When you copy the entries, omit the images and keep every word as it is.

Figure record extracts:
= Beginning of Section =

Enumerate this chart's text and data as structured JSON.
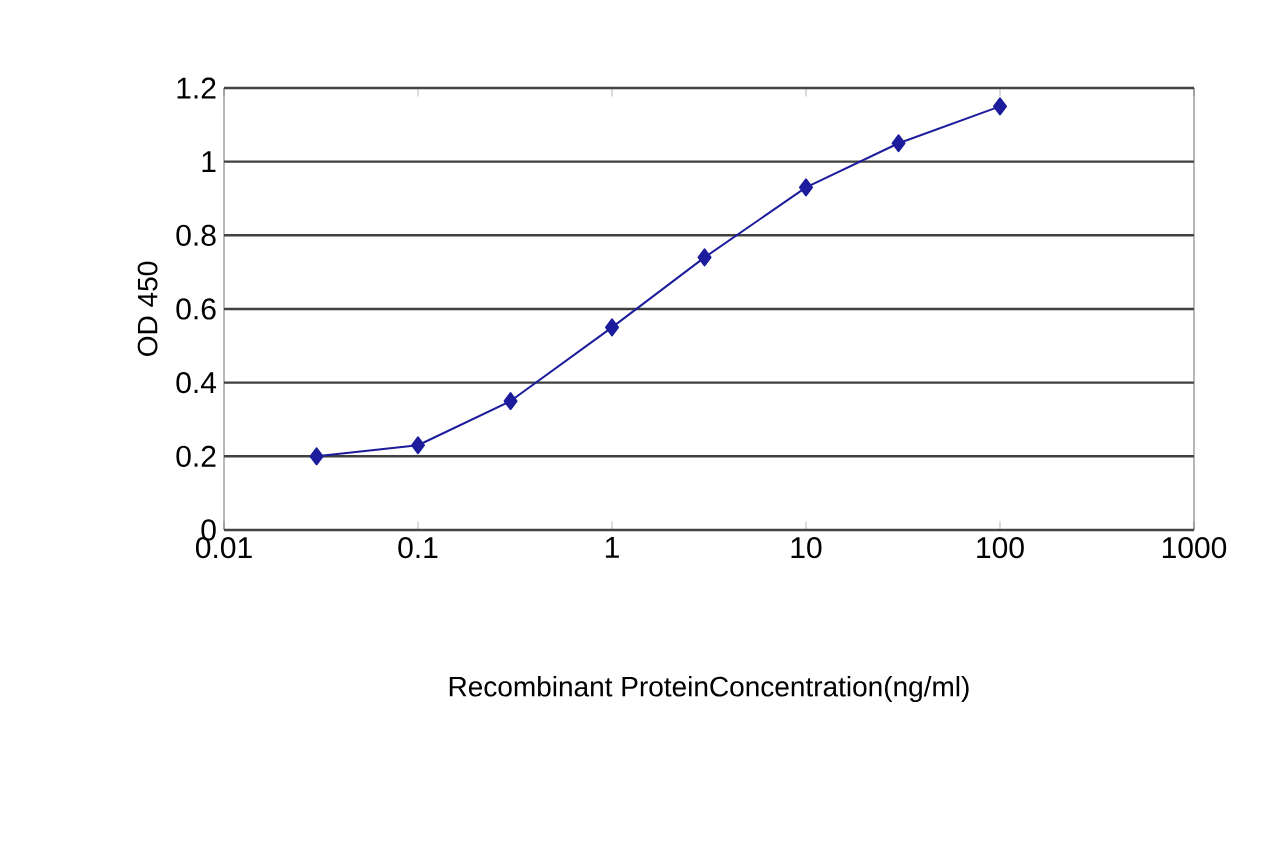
{
  "chart_data": {
    "type": "line",
    "xlabel": "Recombinant ProteinConcentration(ng/ml)",
    "ylabel": "OD 450",
    "x": [
      0.03,
      0.1,
      0.3,
      1,
      3,
      10,
      30,
      100
    ],
    "series": [
      {
        "color": "#1c1c9c",
        "values": [
          0.2,
          0.23,
          0.35,
          0.55,
          0.74,
          0.93,
          1.05,
          1.15
        ]
      }
    ],
    "xlim": [
      0.01,
      1000
    ],
    "xticks": [
      0.01,
      0.1,
      1,
      10,
      100,
      1000
    ],
    "ylim": [
      0,
      1.2
    ],
    "yticks": [
      0,
      0.2,
      0.4,
      0.6,
      0.8,
      1,
      1.2
    ],
    "log": "x",
    "grid": "y",
    "marker": "diamond",
    "line_style": "solid"
  }
}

= End of Section =

__TASK RESPONSE__:
Enumerate this chart's text and data as structured JSON.
{
  "chart_data": {
    "type": "line",
    "xlabel": "Recombinant ProteinConcentration(ng/ml)",
    "ylabel": "OD 450",
    "x": [
      0.03,
      0.1,
      0.3,
      1,
      3,
      10,
      30,
      100
    ],
    "series": [
      {
        "color": "#1c1c9c",
        "values": [
          0.2,
          0.23,
          0.35,
          0.55,
          0.74,
          0.93,
          1.05,
          1.15
        ]
      }
    ],
    "xlim": [
      0.01,
      1000
    ],
    "xticks": [
      0.01,
      0.1,
      1,
      10,
      100,
      1000
    ],
    "ylim": [
      0,
      1.2
    ],
    "yticks": [
      0,
      0.2,
      0.4,
      0.6,
      0.8,
      1,
      1.2
    ],
    "log": "x",
    "grid": "y",
    "marker": "diamond",
    "line_style": "solid"
  }
}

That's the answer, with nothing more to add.